> **STATED TASK**:
Copy every line of the records below verbatim, leaving the picture out of your answer.

> **SOURCE RECORDS**:

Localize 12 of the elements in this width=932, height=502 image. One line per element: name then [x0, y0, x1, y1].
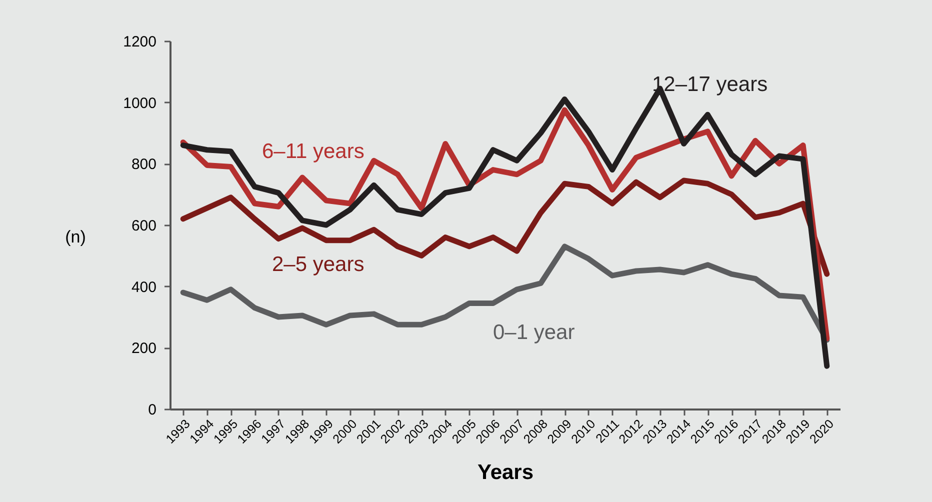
- series-label: 2–5 years: [272, 253, 364, 276]
- y-tick-label: 1000: [123, 94, 156, 112]
- y-tick-label: 0: [148, 402, 156, 418]
- x-axis-title: Years: [477, 461, 534, 484]
- y-tick-label: 1200: [123, 34, 156, 50]
- y-tick-label: 400: [131, 278, 156, 296]
- y-tick-label: 600: [131, 218, 156, 234]
- y-axis-title: (n): [65, 228, 86, 246]
- series-label: 6–11 years: [262, 140, 364, 163]
- y-tick-label: 200: [131, 340, 156, 358]
- series-label: 0–1 year: [493, 321, 575, 344]
- y-tick-label: 800: [131, 156, 156, 174]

> **REPLY**:
Localize 12 of the elements in this width=932, height=502 image. One line per element: name then [x0, y0, x1, y1].
- series-label: 2–5 years: [272, 253, 364, 276]
- y-tick-label: 1000: [123, 94, 156, 112]
- y-tick-label: 0: [148, 402, 156, 418]
- x-axis-title: Years: [477, 461, 534, 484]
- y-tick-label: 1200: [123, 34, 156, 50]
- y-tick-label: 400: [131, 278, 156, 296]
- y-tick-label: 600: [131, 218, 156, 234]
- y-axis-title: (n): [65, 228, 86, 246]
- series-label: 6–11 years: [262, 140, 364, 163]
- y-tick-label: 200: [131, 340, 156, 358]
- series-label: 0–1 year: [493, 321, 575, 344]
- y-tick-label: 800: [131, 156, 156, 174]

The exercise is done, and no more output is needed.